(Stored records)
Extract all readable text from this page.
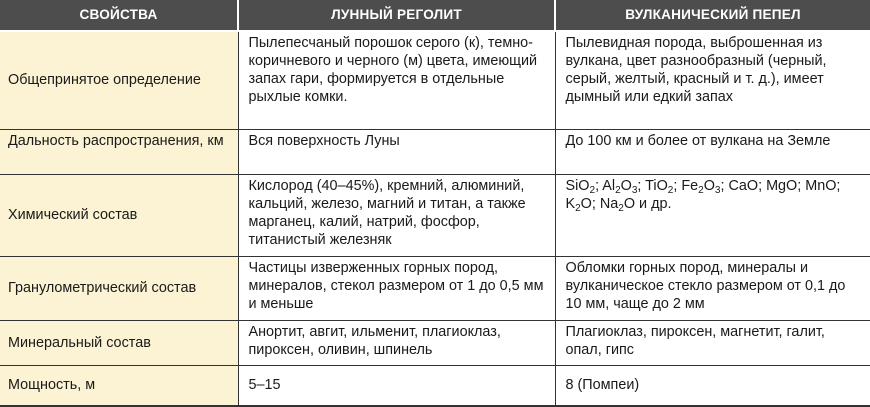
СВОЙСТВА	ЛУННЫЙ РЕГОЛИТ	ВУЛКАНИЧЕСКИЙ ПЕПЕЛ
Общепринятое определение	Пылепесчаный порошок серого (к), темно-коричневого и черного (м) цвета, имеющий запах гари, формируется в отдельные рыхлые комки.	Пылевидная порода, выброшенная из вулкана, цвет разнообразный (черный, серый, желтый, красный и т. д.), имеет дымный или едкий запах
Дальность распространения, км	Вся поверхность Луны	До 100 км и более от вулкана на Земле
Химический состав	Кислород (40–45%), кремний, алюминий, кальций, железо, магний и титан, а также марганец, калий, натрий, фосфор, титанистый железняк	SiO$_2$; $Al_2O_3$; TiO$_2$; $Fe_2O_3$; CaO; MgO; MnO;
$K_2O$; $Na_2O$ и др.
Гранулометрический состав	Частицы изверженных горных пород, минералов, стекол размером от 1 до 0,5 мм и меньше	Обломки горных пород, минералы и вулканическое стекло размером от 0,1 до 10 мм, чаще до 2 мм
Минеральный состав	Анортит, авгит, ильменит, плагиоклаз, пироксен, оливин, шпинель	Плагиоклаз, пироксен, магнетит, галит, опал, гипс
Мощность, м	5–15	8 (Помпеи)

» Problem details:
Return the material word for word. Pictures are not part of the copy.

» Written solution:
Extract all readable text from this page.
СВОЙСТВА	ЛУННЫЙ РЕГОЛИТ	ВУЛКАНИЧЕСКИЙ ПЕПЕЛ
Общепринятое определение	Пылепесчаный порошок серого (к), темно-коричневого и черного (м) цвета, имеющий запах гари, формируется в отдельные рыхлые комки.	Пылевидная порода, выброшенная из вулкана, цвет разнообразный (черный, серый, желтый, красный и т. д.), имеет дымный или едкий запах
Дальность распространения, км	Вся поверхность Луны	До 100 км и более от вулкана на Земле
Химический состав	Кислород (40–45%), кремний, алюминий, кальций, железо, магний и титан, а также марганец, калий, натрий, фосфор, титанистый железняк	SiO$_2$; $Al_2O_3$; TiO$_2$; $Fe_2O_3$; CaO; MgO; MnO;
$K_2O$; $Na_2O$ и др.
Гранулометрический состав	Частицы изверженных горных пород, минералов, стекол размером от 1 до 0,5 мм и меньше	Обломки горных пород, минералы и вулканическое стекло размером от 0,1 до 10 мм, чаще до 2 мм
Минеральный состав	Анортит, авгит, ильменит, плагиоклаз, пироксен, оливин, шпинель	Плагиоклаз, пироксен, магнетит, галит, опал, гипс
Мощность, м	5–15	8 (Помпеи)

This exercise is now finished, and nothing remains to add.